▸ **Exercise task 1**
In the reading text, what was the presence of the Lord around his people, since they had no bastions and fortifications?

7. That is the first benefit of the presence of God. It is the glory which lights up the soul of the believer, and marks it as the special property of heaven.
8. Secondly, it is by that presence that we are preserved and protected. When Israel came out of Egypt the Egyptians followed close behind them. Pharaoh was eager to kill them or to drive them back again; but he could not touch them. They did not come close to each other all that night, because the Lord descended and like an impenetrable shield of darkness turned himself upon the enemy, while like a sun he turned the brightness of his glory upon his people. The presence of God enabled Israel to pass through the sea on dry land, and that same presence brought down the floods upon their foes and swept them away. All through the wilderness they might have been attacked by the wandering tribes, especially of the Amalekites, but the camp of Israel was never stormed by an orderly army, nor even plundered by a marauding band. Never did an invader’s foot plant itself within those streets of canvas. There were no bastions and fortifications, but the presence of the Lord was a wall of fire all around his people. No one could touch them as long as the Lord was there. It was true that Amalek attacked them once upon their march, and killed the stragglers, but this showed that those farthest off from God are in the greatest danger, and even these would not have been overthrown had not Israel sinned. Even their stragglers would have been secure if they had walked properly with God. Who can harm those whom Jehovah ordains to keep? Who shall fight against the invincible and omnipotent God? If enemies come out against his chosen, he will utterly destroy them. Who shall break through ramparts of fire to touch the sons of God?

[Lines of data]

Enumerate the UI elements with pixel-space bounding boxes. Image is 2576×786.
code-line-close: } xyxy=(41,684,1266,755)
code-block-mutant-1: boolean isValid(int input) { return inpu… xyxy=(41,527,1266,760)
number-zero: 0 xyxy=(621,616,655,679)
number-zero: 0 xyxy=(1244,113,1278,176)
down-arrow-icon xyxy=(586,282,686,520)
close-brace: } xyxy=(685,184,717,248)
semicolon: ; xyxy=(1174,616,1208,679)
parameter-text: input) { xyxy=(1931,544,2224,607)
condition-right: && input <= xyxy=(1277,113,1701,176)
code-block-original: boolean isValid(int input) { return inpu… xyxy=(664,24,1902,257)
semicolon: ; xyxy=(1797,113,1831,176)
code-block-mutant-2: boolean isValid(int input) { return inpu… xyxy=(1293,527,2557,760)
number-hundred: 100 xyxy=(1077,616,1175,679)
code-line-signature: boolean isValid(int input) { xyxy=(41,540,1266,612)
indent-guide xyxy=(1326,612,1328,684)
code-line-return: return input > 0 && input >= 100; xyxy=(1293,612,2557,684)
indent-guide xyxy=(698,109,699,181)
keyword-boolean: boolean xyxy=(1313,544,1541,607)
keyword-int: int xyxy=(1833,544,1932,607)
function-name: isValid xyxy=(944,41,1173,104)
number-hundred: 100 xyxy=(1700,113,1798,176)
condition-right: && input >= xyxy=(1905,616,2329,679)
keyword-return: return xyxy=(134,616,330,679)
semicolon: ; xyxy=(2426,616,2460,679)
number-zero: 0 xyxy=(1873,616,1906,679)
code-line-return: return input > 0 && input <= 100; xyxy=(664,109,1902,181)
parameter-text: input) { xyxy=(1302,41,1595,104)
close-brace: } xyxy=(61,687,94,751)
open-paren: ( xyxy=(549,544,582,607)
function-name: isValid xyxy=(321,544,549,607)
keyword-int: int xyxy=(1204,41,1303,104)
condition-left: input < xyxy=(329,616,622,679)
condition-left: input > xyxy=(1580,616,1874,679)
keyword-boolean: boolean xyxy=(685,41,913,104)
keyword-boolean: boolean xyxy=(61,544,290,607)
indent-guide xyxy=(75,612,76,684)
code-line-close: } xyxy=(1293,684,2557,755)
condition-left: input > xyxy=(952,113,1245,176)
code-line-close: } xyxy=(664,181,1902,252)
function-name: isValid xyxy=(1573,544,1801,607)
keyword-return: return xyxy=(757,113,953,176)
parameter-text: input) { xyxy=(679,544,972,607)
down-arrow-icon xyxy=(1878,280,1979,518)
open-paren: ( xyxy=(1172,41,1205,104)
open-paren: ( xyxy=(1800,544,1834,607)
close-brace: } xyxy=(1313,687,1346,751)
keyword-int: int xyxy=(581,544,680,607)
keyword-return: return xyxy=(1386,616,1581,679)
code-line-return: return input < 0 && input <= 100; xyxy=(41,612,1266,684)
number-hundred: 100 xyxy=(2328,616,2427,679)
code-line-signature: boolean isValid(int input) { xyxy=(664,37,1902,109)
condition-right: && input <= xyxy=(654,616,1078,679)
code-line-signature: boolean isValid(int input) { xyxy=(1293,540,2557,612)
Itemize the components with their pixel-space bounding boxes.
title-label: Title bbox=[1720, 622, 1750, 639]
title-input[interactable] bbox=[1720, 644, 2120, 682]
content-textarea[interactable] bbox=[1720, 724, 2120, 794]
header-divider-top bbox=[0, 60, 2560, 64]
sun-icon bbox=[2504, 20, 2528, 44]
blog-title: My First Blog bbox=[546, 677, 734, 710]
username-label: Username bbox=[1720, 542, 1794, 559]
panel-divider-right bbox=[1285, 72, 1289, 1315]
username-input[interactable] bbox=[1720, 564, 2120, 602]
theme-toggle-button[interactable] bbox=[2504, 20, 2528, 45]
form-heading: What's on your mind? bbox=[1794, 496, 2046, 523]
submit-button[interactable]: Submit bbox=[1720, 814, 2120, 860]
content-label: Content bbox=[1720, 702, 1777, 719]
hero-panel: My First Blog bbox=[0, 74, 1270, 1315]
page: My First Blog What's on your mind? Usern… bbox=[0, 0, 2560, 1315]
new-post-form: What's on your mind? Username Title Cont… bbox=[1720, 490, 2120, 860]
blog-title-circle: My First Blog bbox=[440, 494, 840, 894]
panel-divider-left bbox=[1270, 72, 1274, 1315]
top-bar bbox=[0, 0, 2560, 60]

▸ **Exercise task 2**
Please rewrite the entries from the first line through the line containing "number-hundred: 100 xyxy=(1077,616,1175,679)", replacing "semicolon" with "statement-end" and changing nothing else.

▸ **Task result 1**
A wall of fire.

▸ **Task result 2**
Enumerate the UI elements with pixel-space bounding boxes. Image is 2576×786.
code-line-close: } xyxy=(41,684,1266,755)
code-block-mutant-1: boolean isValid(int input) { return inpu… xyxy=(41,527,1266,760)
number-zero: 0 xyxy=(621,616,655,679)
number-zero: 0 xyxy=(1244,113,1278,176)
down-arrow-icon xyxy=(586,282,686,520)
close-brace: } xyxy=(685,184,717,248)
statement-end: ; xyxy=(1174,616,1208,679)
parameter-text: input) { xyxy=(1931,544,2224,607)
condition-right: && input <= xyxy=(1277,113,1701,176)
code-block-original: boolean isValid(int input) { return inpu… xyxy=(664,24,1902,257)
statement-end: ; xyxy=(1797,113,1831,176)
code-block-mutant-2: boolean isValid(int input) { return inpu… xyxy=(1293,527,2557,760)
number-hundred: 100 xyxy=(1077,616,1175,679)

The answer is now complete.